OBIETTIVI:
1. Riporta, per favore, il passo dell'articolo sulla fuga dei cervelli che va da "Perché rassegnarsi alla" fino a "sono duplicemente schierata.".
2. Secondo l'articolo sulla fuga dei cervelli, che cosa ci insegna lo sport?

Fuga dei cervelli. Meglio giocare in casa o andare in trasferta?

     Non molto tempo fa l’individuo appartenente ad un paese sviluppato era consapevole di una cosa: vivere in una società basata sull’idea di solidarietà ed assistenza, una società capace di offrire l’opportunità di un’ascesa economica pari o superiore a quella dei propri genitori. L’accesso al mondo del lavoro era meno osteggiato rispetto ad oggi, ma ugualmente impegnativo. Si lavorava sodo e si tornava a casa stanchi ma capaci di apprezzare anche le piccole cose della vita quotidiana. Poi qualcosa è cambiato. È ormai tramontata l’idea onirica che credere in sé ed impegnarsi consentissero di raggiungere i traguardi ambiti. Oggi al giovane che varca la soglia universitaria in uscita non vengono fatte promesse né incoraggiamenti, bensì gli si rivolge un invito ad essere flessibile e competitivo. Bisogna essere capaci di aggiornarsi costantemente e maturare idee inedite, anche se tale suggerimento omette di calcolare i fisiologici limiti umani. Inoltre si viene spronati ad un allontanamento, non esattamente volontario, dalla propria terra d’origine.
Perché rassegnarsi alla «fuga dei cervelli»? Allontanarsi da casa, dalla propria città Natale, dai propri affetti, alla ricerca dell’affermazione personale, dimenticando che è in gioco la propria identità, legata appunto alle radici. Perfino lo sport ci insegna che una squadra che gioca in casa è più forte. Sulla questione dell’“esilio giovanile” sono duplicemente schierata.

DATI FORNITI:

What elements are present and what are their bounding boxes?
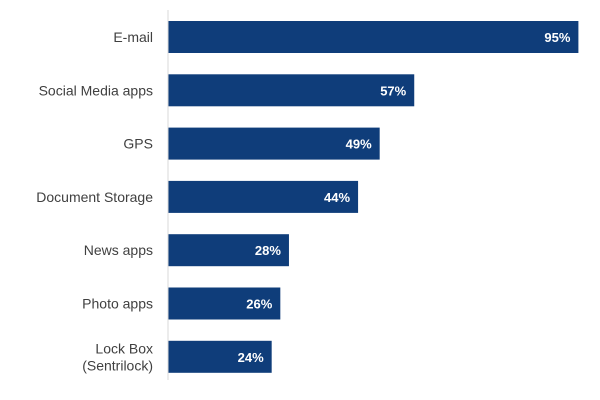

RISPOSTE AI COMPITI:
1.
Perché rassegnarsi alla «fuga dei cervelli»? Allontanarsi da casa, dalla propria città Natale, dai propri affetti, alla ricerca dell’affermazione personale, dimenticando che è in gioco la propria identità, legata appunto alle radici. Perfino lo sport ci insegna che una squadra che gioca in casa è più forte. Sulla questione dell’“esilio giovanile” sono duplicemente schierata.

2. Che una squadra che gioca in casa è più forte.